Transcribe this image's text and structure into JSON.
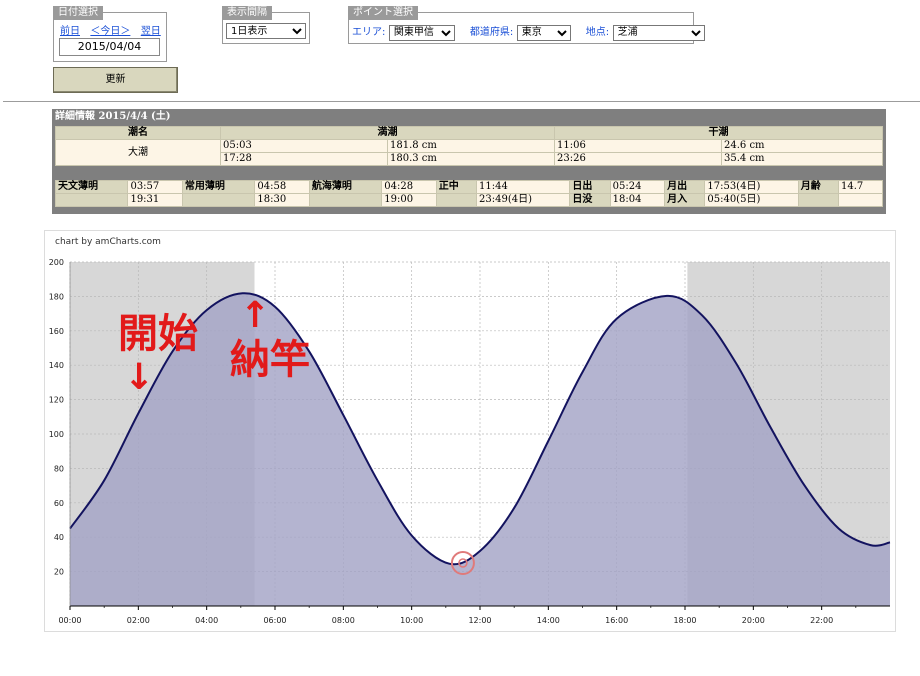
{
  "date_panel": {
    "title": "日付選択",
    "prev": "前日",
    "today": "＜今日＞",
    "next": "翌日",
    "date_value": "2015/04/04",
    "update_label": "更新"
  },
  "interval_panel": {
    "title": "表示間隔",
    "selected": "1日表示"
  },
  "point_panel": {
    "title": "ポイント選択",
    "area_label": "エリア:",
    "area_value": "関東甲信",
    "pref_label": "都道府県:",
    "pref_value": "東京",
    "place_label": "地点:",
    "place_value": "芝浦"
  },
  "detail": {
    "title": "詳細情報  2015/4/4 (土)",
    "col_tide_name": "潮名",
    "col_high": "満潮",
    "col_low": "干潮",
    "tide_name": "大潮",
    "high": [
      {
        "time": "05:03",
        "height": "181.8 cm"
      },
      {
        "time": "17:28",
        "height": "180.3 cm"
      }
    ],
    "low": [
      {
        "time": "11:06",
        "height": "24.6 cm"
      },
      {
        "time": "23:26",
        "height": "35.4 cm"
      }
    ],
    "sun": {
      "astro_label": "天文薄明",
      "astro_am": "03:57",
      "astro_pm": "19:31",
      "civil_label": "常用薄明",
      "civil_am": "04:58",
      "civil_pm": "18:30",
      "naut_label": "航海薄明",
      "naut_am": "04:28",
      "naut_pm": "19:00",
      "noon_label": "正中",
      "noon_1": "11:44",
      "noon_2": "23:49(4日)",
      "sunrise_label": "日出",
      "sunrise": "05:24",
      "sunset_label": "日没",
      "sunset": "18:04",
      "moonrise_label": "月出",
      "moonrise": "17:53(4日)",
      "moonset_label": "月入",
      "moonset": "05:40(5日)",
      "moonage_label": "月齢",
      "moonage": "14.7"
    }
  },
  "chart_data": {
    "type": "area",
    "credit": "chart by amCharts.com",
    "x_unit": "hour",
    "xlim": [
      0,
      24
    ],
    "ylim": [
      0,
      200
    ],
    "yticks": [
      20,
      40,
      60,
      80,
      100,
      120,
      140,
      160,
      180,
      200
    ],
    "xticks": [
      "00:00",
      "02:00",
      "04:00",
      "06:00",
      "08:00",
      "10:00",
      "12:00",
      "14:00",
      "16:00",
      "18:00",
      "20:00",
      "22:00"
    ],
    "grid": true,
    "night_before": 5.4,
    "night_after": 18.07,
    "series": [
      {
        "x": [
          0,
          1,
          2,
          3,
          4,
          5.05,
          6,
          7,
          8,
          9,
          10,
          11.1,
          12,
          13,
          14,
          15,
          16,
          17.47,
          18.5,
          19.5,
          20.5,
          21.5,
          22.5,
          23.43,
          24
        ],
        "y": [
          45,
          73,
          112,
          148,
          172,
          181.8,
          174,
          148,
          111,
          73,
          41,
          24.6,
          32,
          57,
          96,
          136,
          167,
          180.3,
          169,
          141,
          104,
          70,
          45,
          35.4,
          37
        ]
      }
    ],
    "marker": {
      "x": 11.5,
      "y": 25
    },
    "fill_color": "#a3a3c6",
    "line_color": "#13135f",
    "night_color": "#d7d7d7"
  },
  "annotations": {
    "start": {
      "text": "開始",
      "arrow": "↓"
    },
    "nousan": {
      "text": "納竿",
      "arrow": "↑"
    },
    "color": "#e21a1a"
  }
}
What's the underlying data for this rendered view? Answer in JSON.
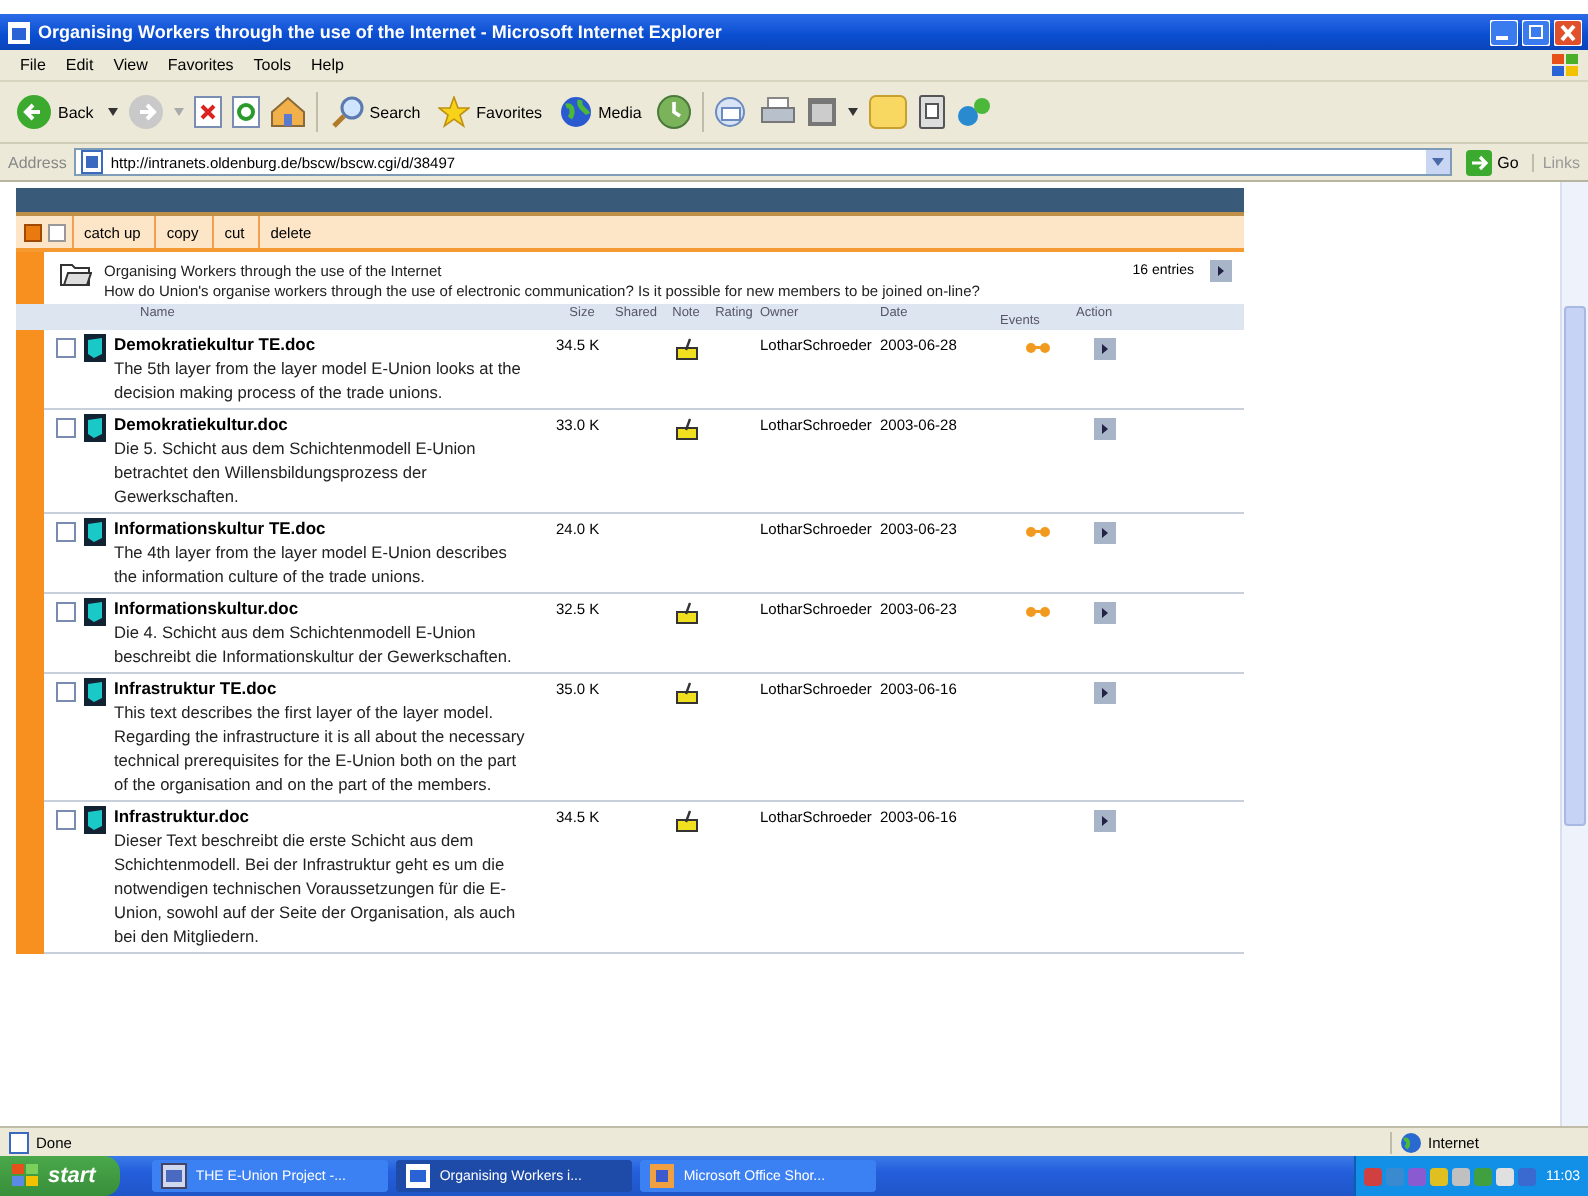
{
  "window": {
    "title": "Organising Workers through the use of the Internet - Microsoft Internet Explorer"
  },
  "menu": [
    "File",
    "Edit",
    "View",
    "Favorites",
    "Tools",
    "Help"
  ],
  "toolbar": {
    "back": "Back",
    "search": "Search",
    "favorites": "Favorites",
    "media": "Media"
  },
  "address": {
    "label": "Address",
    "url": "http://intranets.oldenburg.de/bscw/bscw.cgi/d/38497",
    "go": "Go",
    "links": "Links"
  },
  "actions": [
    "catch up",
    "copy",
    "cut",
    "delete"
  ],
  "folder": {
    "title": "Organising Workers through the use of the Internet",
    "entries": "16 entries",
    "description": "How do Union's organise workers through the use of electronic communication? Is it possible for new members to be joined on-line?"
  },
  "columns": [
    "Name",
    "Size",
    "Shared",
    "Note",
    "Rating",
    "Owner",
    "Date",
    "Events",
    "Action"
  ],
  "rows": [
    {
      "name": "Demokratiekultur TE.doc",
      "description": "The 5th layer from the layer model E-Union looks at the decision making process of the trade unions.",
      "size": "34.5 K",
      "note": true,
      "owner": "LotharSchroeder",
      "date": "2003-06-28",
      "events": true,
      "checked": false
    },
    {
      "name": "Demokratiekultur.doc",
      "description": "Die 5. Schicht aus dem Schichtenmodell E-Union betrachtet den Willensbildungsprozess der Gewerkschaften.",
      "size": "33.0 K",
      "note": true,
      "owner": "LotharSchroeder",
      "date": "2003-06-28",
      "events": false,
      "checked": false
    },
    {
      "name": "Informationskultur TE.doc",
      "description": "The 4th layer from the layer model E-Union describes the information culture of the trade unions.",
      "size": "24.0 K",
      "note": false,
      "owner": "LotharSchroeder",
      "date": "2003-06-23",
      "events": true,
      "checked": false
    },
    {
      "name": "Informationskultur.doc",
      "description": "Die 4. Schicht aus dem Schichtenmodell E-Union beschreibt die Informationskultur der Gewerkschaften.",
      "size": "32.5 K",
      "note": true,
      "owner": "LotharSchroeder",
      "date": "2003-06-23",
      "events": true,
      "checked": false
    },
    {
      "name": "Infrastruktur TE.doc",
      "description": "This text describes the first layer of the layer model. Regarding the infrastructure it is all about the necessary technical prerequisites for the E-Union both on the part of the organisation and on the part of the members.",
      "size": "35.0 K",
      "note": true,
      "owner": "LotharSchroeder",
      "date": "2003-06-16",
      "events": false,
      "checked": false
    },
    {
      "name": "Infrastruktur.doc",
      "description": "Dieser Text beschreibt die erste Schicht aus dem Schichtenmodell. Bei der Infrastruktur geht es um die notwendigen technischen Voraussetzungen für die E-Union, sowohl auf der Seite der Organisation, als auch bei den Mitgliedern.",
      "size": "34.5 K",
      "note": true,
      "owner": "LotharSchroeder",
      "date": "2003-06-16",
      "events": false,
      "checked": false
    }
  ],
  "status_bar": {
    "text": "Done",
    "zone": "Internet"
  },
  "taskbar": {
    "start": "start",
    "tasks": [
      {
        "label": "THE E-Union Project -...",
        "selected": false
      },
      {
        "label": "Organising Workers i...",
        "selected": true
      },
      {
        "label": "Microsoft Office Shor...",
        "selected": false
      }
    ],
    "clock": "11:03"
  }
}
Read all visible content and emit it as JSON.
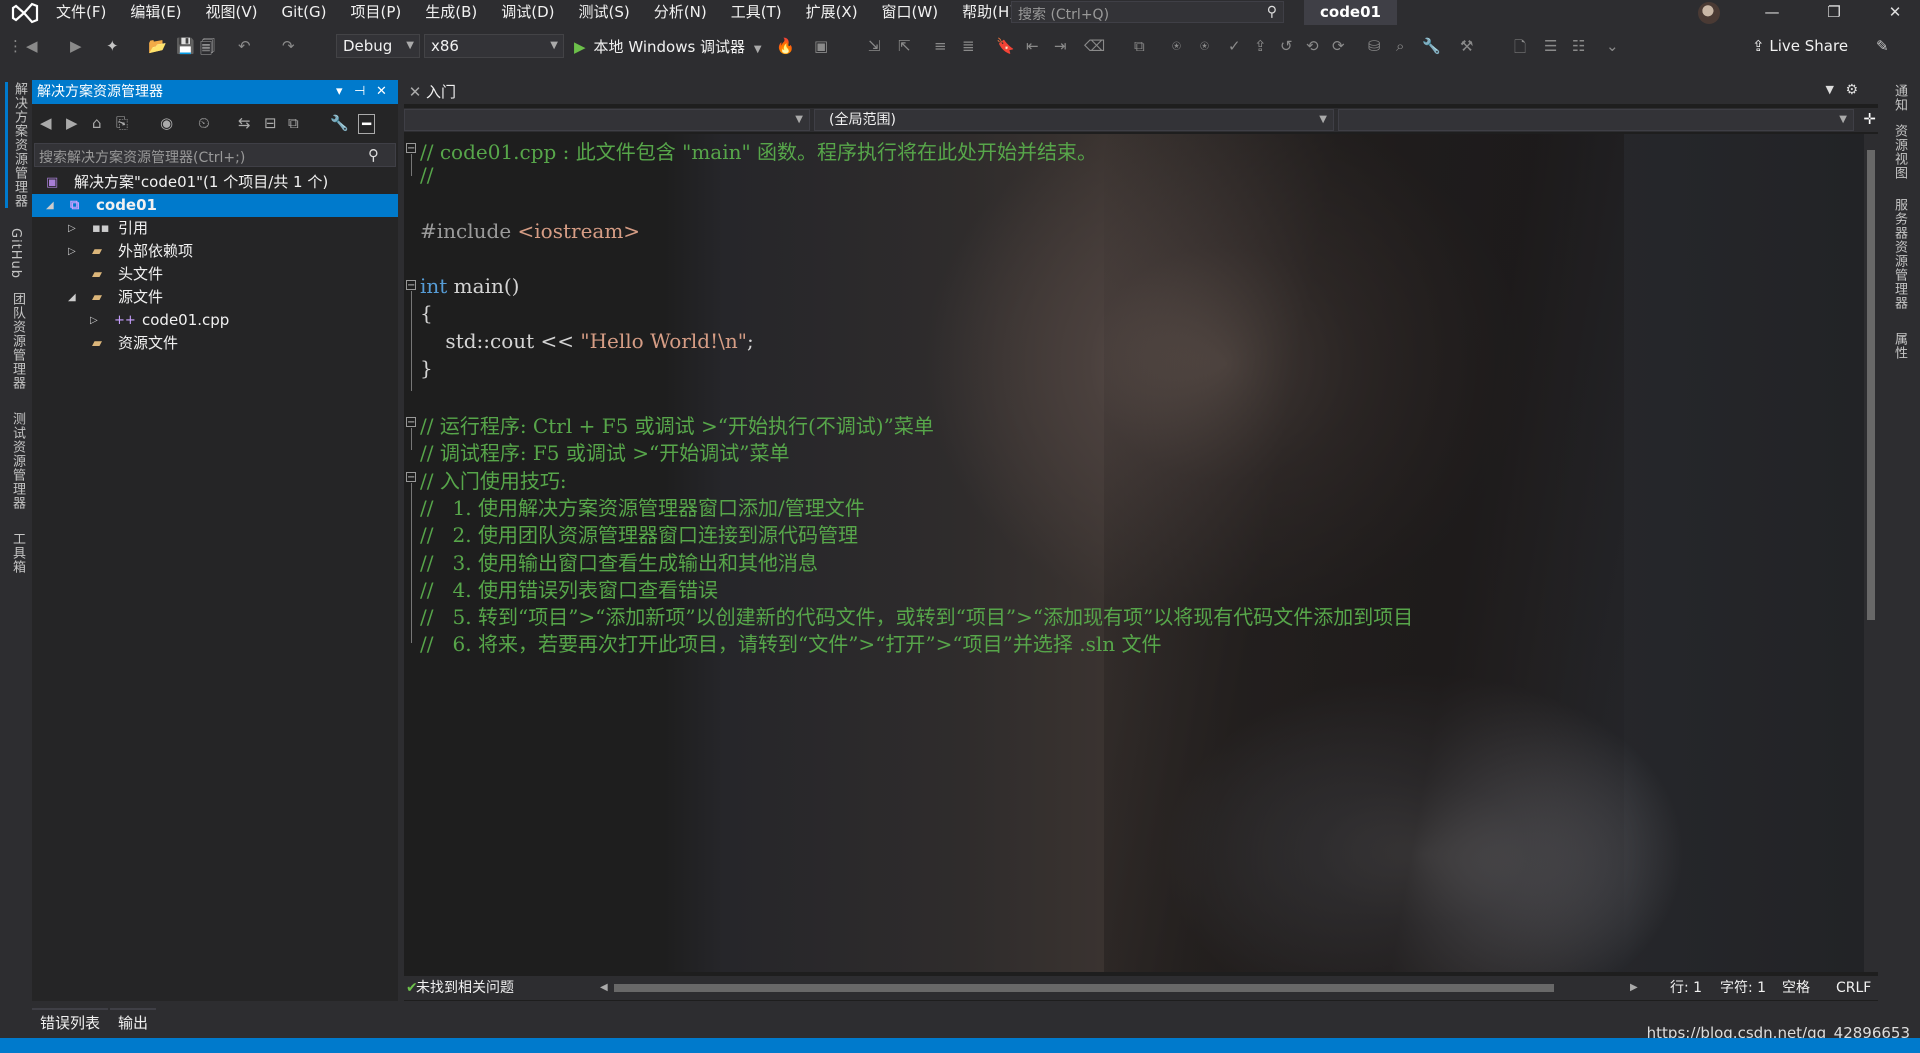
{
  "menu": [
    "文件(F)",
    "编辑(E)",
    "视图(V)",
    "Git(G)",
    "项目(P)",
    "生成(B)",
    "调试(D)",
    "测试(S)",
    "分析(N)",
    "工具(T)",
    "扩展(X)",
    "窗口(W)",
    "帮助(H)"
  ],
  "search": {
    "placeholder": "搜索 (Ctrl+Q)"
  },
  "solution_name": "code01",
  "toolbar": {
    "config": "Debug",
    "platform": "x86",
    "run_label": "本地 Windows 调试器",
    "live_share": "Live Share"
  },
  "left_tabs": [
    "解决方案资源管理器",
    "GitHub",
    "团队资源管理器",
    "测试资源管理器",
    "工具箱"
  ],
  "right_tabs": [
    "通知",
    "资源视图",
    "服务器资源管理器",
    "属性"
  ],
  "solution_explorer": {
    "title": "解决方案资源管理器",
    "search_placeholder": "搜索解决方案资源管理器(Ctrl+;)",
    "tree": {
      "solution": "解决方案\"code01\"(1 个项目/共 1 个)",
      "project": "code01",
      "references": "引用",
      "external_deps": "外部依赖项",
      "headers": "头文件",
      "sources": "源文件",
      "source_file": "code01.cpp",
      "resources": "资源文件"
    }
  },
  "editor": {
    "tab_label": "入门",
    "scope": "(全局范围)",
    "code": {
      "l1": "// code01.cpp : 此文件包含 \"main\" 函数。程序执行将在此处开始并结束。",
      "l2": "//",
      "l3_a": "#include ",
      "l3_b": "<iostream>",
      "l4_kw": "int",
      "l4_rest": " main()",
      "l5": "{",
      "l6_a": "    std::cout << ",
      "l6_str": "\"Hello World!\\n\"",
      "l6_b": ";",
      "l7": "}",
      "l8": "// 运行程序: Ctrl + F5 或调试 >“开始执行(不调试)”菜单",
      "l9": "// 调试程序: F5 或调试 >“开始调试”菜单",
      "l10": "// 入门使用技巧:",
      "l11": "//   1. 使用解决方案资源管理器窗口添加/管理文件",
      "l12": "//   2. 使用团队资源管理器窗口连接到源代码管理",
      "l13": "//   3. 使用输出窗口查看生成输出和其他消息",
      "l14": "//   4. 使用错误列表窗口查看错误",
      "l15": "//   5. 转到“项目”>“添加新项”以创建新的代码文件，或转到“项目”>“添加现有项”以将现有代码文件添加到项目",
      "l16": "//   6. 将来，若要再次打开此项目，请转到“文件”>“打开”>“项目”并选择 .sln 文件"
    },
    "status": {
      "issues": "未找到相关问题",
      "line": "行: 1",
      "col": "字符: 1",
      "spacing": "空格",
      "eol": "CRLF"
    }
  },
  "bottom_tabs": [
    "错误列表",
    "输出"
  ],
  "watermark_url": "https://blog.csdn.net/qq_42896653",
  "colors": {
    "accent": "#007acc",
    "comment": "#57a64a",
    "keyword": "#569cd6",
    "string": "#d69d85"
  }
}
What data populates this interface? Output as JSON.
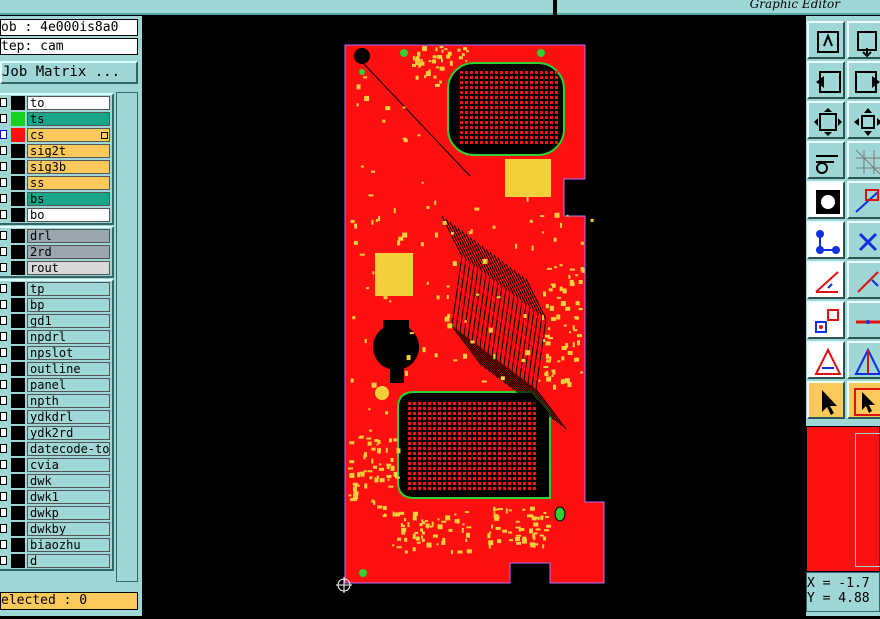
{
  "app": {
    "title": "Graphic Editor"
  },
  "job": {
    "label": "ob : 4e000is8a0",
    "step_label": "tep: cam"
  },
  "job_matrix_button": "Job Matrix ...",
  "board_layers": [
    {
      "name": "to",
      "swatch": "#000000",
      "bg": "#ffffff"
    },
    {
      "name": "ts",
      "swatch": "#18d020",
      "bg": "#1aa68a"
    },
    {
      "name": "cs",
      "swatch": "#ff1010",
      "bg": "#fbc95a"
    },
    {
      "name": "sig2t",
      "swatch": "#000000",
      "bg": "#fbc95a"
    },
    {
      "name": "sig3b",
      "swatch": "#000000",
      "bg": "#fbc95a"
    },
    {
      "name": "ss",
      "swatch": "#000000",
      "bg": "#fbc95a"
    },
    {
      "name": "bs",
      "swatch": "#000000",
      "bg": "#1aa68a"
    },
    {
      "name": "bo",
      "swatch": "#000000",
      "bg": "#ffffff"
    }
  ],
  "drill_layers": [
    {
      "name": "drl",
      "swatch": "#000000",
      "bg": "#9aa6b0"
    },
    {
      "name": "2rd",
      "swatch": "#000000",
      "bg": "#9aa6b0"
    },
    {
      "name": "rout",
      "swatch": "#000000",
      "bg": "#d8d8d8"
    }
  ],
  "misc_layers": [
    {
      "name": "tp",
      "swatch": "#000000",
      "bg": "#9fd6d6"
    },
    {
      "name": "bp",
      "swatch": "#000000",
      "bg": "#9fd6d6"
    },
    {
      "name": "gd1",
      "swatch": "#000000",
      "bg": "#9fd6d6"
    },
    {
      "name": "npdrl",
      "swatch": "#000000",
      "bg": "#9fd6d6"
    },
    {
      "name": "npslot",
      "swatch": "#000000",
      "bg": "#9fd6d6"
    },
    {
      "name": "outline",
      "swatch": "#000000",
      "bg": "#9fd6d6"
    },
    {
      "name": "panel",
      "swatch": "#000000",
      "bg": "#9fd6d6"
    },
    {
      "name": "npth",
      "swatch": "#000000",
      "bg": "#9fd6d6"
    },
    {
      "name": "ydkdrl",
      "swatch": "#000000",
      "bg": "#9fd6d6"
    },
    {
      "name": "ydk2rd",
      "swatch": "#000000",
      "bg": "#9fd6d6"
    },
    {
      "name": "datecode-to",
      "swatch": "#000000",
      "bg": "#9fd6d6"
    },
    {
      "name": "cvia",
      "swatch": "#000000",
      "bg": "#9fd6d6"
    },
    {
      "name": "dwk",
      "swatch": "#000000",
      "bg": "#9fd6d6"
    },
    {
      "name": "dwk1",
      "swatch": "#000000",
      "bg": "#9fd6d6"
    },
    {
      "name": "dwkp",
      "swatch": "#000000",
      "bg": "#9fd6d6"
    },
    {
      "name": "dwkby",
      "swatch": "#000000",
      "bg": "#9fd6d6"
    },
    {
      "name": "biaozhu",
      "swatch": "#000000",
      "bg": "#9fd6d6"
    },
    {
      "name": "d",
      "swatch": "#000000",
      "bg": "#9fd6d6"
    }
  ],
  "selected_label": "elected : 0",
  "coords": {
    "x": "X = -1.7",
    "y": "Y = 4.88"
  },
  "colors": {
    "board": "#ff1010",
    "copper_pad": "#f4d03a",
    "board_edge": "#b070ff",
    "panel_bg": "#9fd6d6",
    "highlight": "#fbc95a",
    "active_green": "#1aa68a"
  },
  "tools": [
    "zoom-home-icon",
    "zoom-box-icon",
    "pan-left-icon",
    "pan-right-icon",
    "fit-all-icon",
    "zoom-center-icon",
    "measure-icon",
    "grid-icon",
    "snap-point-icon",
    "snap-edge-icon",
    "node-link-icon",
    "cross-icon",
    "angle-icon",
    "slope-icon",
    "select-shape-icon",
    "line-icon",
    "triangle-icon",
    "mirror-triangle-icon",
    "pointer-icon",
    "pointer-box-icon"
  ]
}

______

(TASK OBJECTIVE) From the entries above, copy every line containing the word "Ctrl".

(RESULT BELOW)
    "placeholder": "搜索 (Ctrl+Q)"
    "search_placeholder": "搜索解决方案资源管理器(Ctrl+;)",
      "l8": "// 运行程序: Ctrl + F5 或调试 >“开始执行(不调试)”菜单",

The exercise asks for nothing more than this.